Records from a collection
- Opening Delimiter -

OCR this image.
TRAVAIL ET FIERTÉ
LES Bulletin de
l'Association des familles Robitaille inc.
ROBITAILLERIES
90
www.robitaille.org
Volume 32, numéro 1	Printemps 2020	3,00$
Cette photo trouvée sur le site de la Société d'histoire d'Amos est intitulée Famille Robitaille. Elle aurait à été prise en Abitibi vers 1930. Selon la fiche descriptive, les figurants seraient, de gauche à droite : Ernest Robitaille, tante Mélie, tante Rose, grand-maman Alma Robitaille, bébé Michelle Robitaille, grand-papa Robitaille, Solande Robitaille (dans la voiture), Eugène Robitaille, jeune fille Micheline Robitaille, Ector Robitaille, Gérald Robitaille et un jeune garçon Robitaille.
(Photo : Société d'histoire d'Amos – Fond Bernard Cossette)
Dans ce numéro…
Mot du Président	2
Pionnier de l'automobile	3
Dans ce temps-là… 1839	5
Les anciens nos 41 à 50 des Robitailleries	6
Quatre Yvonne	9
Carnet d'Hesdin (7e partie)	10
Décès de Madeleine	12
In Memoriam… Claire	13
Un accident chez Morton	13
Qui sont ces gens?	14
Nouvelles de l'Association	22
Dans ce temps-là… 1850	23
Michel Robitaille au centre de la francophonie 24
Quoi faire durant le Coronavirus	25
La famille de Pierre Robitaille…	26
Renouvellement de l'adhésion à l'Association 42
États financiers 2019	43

- Closing Delimiter -

● **What the task requires**
Your reply should repeat the entries above in full, with every character intact.

● **Task answer**
OCR this image.
TRAVAIL ET FIERTÉ
LES Bulletin de
l'Association des familles Robitaille inc.
ROBITAILLERIES
90
www.robitaille.org
Volume 32, numéro 1	Printemps 2020	3,00$
Cette photo trouvée sur le site de la Société d'histoire d'Amos est intitulée Famille Robitaille. Elle aurait à été prise en Abitibi vers 1930. Selon la fiche descriptive, les figurants seraient, de gauche à droite : Ernest Robitaille, tante Mélie, tante Rose, grand-maman Alma Robitaille, bébé Michelle Robitaille, grand-papa Robitaille, Solande Robitaille (dans la voiture), Eugène Robitaille, jeune fille Micheline Robitaille, Ector Robitaille, Gérald Robitaille et un jeune garçon Robitaille.
(Photo : Société d'histoire d'Amos – Fond Bernard Cossette)
Dans ce numéro…
Mot du Président	2
Pionnier de l'automobile	3
Dans ce temps-là… 1839	5
Les anciens nos 41 à 50 des Robitailleries	6
Quatre Yvonne	9
Carnet d'Hesdin (7e partie)	10
Décès de Madeleine	12
In Memoriam… Claire	13
Un accident chez Morton	13
Qui sont ces gens?	14
Nouvelles de l'Association	22
Dans ce temps-là… 1850	23
Michel Robitaille au centre de la francophonie 24
Quoi faire durant le Coronavirus	25
La famille de Pierre Robitaille…	26
Renouvellement de l'adhésion à l'Association 42
États financiers 2019	43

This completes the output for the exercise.